# [The problem]
Rewrite the stretch from the start of the material through the line that contains "The entry zone 110 is at (410, 870).", replacing "annular" with "circular" and leaving all else unchanged.

# [Source records]
┄┄┄┄┄┄┄┄┄┄
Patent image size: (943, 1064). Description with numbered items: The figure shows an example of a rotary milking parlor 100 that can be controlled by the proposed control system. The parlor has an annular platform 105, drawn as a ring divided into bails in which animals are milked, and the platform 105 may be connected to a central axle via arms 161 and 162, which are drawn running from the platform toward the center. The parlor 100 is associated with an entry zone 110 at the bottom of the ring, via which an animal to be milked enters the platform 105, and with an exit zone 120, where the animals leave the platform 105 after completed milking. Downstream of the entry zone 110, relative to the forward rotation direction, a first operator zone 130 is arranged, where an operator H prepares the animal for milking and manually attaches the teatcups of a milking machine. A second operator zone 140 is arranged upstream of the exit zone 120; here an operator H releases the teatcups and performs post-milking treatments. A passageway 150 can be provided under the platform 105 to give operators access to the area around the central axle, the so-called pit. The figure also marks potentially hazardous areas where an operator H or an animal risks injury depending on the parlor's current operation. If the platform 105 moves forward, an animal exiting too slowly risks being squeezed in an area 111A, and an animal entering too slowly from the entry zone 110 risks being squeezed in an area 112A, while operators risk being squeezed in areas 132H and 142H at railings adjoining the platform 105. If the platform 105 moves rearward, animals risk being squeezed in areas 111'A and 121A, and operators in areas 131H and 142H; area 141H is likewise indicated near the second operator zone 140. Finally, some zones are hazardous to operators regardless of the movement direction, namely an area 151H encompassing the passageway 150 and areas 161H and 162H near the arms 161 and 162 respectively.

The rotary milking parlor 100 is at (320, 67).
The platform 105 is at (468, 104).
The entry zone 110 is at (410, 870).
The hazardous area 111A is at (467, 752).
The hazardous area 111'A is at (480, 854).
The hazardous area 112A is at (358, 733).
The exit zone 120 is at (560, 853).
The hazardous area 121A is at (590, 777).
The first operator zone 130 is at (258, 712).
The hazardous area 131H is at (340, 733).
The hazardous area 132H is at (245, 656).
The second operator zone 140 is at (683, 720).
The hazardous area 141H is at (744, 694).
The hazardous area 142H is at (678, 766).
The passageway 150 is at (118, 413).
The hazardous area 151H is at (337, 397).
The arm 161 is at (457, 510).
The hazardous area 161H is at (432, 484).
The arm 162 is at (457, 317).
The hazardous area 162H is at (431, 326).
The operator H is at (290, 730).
┄┄┄┄┄┄┄┄┄┄
# [Worked solution]
Patent image size: (943, 1064). Description with numbered items: The figure shows an example of a rotary milking parlor 100 that can be controlled by the proposed control system. The parlor has an circular platform 105, drawn as a ring divided into bails in which animals are milked, and the platform 105 may be connected to a central axle via arms 161 and 162, which are drawn running from the platform toward the center. The parlor 100 is associated with an entry zone 110 at the bottom of the ring, via which an animal to be milked enters the platform 105, and with an exit zone 120, where the animals leave the platform 105 after completed milking. Downstream of the entry zone 110, relative to the forward rotation direction, a first operator zone 130 is arranged, where an operator H prepares the animal for milking and manually attaches the teatcups of a milking machine. A second operator zone 140 is arranged upstream of the exit zone 120; here an operator H releases the teatcups and performs post-milking treatments. A passageway 150 can be provided under the platform 105 to give operators access to the area around the central axle, the so-called pit. The figure also marks potentially hazardous areas where an operator H or an animal risks injury depending on the parlor's current operation. If the platform 105 moves forward, an animal exiting too slowly risks being squeezed in an area 111A, and an animal entering too slowly from the entry zone 110 risks being squeezed in an area 112A, while operators risk being squeezed in areas 132H and 142H at railings adjoining the platform 105. If the platform 105 moves rearward, animals risk being squeezed in areas 111'A and 121A, and operators in areas 131H and 142H; area 141H is likewise indicated near the second operator zone 140. Finally, some zones are hazardous to operators regardless of the movement direction, namely an area 151H encompassing the passageway 150 and areas 161H and 162H near the arms 161 and 162 respectively.

The rotary milking parlor 100 is at (320, 67).
The platform 105 is at (468, 104).
The entry zone 110 is at (410, 870).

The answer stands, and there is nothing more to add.